Work out how many lines in the entries below include the word "download". Give nothing but the number.

START ENTRIES

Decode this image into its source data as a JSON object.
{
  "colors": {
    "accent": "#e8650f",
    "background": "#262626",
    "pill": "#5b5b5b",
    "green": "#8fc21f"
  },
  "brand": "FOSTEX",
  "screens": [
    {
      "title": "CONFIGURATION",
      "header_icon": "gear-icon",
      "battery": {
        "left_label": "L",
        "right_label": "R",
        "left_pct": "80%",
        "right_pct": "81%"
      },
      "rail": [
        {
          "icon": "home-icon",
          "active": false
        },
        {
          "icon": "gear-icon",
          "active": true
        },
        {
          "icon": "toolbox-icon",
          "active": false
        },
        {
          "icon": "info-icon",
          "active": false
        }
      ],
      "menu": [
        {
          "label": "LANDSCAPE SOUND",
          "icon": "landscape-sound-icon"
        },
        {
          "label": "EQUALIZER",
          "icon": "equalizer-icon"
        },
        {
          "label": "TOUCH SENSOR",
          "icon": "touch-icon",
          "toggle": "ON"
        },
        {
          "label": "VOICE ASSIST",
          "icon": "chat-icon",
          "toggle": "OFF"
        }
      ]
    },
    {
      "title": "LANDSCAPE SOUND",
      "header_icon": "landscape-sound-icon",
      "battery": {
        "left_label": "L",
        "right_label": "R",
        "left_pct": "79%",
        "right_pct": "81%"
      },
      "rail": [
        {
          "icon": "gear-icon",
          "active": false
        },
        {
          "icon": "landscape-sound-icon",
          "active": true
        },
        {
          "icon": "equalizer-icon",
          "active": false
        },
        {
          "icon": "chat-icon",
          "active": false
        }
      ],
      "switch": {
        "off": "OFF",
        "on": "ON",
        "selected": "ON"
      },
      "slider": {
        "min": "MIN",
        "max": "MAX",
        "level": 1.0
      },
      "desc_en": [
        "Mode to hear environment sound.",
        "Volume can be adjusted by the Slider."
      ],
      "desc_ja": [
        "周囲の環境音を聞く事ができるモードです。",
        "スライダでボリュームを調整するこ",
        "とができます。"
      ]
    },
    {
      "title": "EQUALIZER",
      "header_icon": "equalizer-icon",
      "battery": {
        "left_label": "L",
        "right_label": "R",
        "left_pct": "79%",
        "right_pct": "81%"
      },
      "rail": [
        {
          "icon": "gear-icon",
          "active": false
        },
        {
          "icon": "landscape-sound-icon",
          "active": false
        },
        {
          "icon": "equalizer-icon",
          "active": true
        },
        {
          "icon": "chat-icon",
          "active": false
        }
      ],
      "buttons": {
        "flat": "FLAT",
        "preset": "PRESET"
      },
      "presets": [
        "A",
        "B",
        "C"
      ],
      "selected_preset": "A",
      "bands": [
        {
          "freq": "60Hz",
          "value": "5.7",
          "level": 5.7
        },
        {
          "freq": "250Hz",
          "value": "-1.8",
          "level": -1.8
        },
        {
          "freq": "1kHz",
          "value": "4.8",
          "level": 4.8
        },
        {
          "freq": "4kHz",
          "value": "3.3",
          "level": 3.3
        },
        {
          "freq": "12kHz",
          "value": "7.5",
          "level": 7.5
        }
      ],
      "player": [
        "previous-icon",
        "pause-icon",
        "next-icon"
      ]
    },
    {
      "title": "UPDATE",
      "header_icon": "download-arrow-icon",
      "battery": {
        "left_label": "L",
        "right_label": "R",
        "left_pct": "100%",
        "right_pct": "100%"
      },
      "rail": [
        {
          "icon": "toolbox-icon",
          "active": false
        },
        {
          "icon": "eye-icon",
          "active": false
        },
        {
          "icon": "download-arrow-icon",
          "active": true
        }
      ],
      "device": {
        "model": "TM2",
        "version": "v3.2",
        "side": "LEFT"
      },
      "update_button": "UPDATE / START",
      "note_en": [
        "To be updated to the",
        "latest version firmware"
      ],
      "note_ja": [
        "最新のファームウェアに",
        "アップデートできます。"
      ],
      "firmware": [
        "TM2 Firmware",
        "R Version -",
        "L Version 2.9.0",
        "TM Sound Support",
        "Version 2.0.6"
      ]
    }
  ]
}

END ENTRIES

* THE RESPONSE
2